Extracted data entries
· · · · · · ·

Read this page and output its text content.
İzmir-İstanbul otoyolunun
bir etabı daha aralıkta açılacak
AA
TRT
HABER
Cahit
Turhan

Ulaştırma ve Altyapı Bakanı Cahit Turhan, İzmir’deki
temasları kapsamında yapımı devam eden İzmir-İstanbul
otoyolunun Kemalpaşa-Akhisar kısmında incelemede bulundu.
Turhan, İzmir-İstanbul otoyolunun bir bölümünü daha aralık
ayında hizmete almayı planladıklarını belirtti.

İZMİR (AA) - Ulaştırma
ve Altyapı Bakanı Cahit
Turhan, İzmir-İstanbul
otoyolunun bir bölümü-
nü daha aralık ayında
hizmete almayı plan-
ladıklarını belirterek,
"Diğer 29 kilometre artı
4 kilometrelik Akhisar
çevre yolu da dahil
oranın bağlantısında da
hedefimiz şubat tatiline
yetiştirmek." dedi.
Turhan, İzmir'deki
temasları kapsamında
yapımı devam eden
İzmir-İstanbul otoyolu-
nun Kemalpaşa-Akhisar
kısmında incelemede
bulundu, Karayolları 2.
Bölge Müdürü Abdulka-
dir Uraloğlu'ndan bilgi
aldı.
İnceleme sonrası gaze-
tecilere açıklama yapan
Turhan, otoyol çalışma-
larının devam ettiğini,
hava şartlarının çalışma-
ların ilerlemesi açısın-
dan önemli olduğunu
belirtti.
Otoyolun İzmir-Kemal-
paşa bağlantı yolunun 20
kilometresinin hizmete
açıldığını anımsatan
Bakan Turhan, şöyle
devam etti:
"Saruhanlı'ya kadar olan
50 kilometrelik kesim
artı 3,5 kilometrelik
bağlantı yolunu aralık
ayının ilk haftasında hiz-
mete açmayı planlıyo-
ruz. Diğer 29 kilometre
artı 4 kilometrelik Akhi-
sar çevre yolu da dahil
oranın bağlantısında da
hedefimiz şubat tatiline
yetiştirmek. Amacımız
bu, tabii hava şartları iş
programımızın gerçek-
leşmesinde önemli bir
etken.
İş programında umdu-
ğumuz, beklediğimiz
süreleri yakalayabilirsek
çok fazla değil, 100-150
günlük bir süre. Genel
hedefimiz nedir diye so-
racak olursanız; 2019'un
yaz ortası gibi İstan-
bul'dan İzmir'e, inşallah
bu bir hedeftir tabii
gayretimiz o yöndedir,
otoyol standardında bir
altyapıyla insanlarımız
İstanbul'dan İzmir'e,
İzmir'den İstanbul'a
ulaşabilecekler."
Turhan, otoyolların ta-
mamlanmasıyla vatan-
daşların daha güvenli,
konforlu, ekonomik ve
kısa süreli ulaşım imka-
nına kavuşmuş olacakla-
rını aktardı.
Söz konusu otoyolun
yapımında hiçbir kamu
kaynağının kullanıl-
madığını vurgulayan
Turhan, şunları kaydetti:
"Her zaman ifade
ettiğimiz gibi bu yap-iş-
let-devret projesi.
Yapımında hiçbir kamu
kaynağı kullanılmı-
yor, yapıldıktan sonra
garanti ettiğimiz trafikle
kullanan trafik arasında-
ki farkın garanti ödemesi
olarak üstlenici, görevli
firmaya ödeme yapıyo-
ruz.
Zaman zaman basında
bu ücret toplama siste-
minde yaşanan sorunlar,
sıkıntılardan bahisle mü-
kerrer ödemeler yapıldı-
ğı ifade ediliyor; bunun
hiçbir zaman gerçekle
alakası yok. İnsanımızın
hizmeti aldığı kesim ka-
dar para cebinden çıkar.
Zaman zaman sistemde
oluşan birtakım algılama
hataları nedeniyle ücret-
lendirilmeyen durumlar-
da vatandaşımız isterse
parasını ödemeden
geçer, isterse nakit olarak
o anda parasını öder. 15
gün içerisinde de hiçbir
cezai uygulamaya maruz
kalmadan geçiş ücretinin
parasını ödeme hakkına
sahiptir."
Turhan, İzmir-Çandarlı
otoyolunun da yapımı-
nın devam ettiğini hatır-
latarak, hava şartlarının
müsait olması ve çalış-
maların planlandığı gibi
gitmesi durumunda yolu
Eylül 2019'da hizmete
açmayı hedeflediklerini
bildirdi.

· · · · · · ·

## [Written request]
Retype the material above, line by line, exactly.

## [Reply to the task]
Read this page and output its text content.
İzmir-İstanbul otoyolunun
bir etabı daha aralıkta açılacak
AA
TRT
HABER
Cahit
Turhan

Ulaştırma ve Altyapı Bakanı Cahit Turhan, İzmir’deki
temasları kapsamında yapımı devam eden İzmir-İstanbul
otoyolunun Kemalpaşa-Akhisar kısmında incelemede bulundu.
Turhan, İzmir-İstanbul otoyolunun bir bölümünü daha aralık
ayında hizmete almayı planladıklarını belirtti.

İZMİR (AA) - Ulaştırma
ve Altyapı Bakanı Cahit
Turhan, İzmir-İstanbul
otoyolunun bir bölümü-
nü daha aralık ayında
hizmete almayı plan-
ladıklarını belirterek,
"Diğer 29 kilometre artı
4 kilometrelik Akhisar
çevre yolu da dahil
oranın bağlantısında da
hedefimiz şubat tatiline
yetiştirmek." dedi.
Turhan, İzmir'deki
temasları kapsamında
yapımı devam eden
İzmir-İstanbul otoyolu-
nun Kemalpaşa-Akhisar
kısmında incelemede
bulundu, Karayolları 2.
Bölge Müdürü Abdulka-
dir Uraloğlu'ndan bilgi
aldı.
İnceleme sonrası gaze-
tecilere açıklama yapan
Turhan, otoyol çalışma-
larının devam ettiğini,
hava şartlarının çalışma-
ların ilerlemesi açısın-
dan önemli olduğunu
belirtti.
Otoyolun İzmir-Kemal-
paşa bağlantı yolunun 20
kilometresinin hizmete
açıldığını anımsatan
Bakan Turhan, şöyle
devam etti:
"Saruhanlı'ya kadar olan
50 kilometrelik kesim
artı 3,5 kilometrelik
bağlantı yolunu aralık
ayının ilk haftasında hiz-
mete açmayı planlıyo-
ruz. Diğer 29 kilometre
artı 4 kilometrelik Akhi-
sar çevre yolu da dahil
oranın bağlantısında da
hedefimiz şubat tatiline
yetiştirmek. Amacımız
bu, tabii hava şartları iş
programımızın gerçek-
leşmesinde önemli bir
etken.
İş programında umdu-
ğumuz, beklediğimiz
süreleri yakalayabilirsek
çok fazla değil, 100-150
günlük bir süre. Genel
hedefimiz nedir diye so-
racak olursanız; 2019'un
yaz ortası gibi İstan-
bul'dan İzmir'e, inşallah
bu bir hedeftir tabii
gayretimiz o yöndedir,
otoyol standardında bir
altyapıyla insanlarımız
İstanbul'dan İzmir'e,
İzmir'den İstanbul'a
ulaşabilecekler."
Turhan, otoyolların ta-
mamlanmasıyla vatan-
daşların daha güvenli,
konforlu, ekonomik ve
kısa süreli ulaşım imka-
nına kavuşmuş olacakla-
rını aktardı.
Söz konusu otoyolun
yapımında hiçbir kamu
kaynağının kullanıl-
madığını vurgulayan
Turhan, şunları kaydetti:
"Her zaman ifade
ettiğimiz gibi bu yap-iş-
let-devret projesi.
Yapımında hiçbir kamu
kaynağı kullanılmı-
yor, yapıldıktan sonra
garanti ettiğimiz trafikle
kullanan trafik arasında-
ki farkın garanti ödemesi
olarak üstlenici, görevli
firmaya ödeme yapıyo-
ruz.
Zaman zaman basında
bu ücret toplama siste-
minde yaşanan sorunlar,
sıkıntılardan bahisle mü-
kerrer ödemeler yapıldı-
ğı ifade ediliyor; bunun
hiçbir zaman gerçekle
alakası yok. İnsanımızın
hizmeti aldığı kesim ka-
dar para cebinden çıkar.
Zaman zaman sistemde
oluşan birtakım algılama
hataları nedeniyle ücret-
lendirilmeyen durumlar-
da vatandaşımız isterse
parasını ödemeden
geçer, isterse nakit olarak
o anda parasını öder. 15
gün içerisinde de hiçbir
cezai uygulamaya maruz
kalmadan geçiş ücretinin
parasını ödeme hakkına
sahiptir."
Turhan, İzmir-Çandarlı
otoyolunun da yapımı-
nın devam ettiğini hatır-
latarak, hava şartlarının
müsait olması ve çalış-
maların planlandığı gibi
gitmesi durumunda yolu
Eylül 2019'da hizmete
açmayı hedeflediklerini
bildirdi.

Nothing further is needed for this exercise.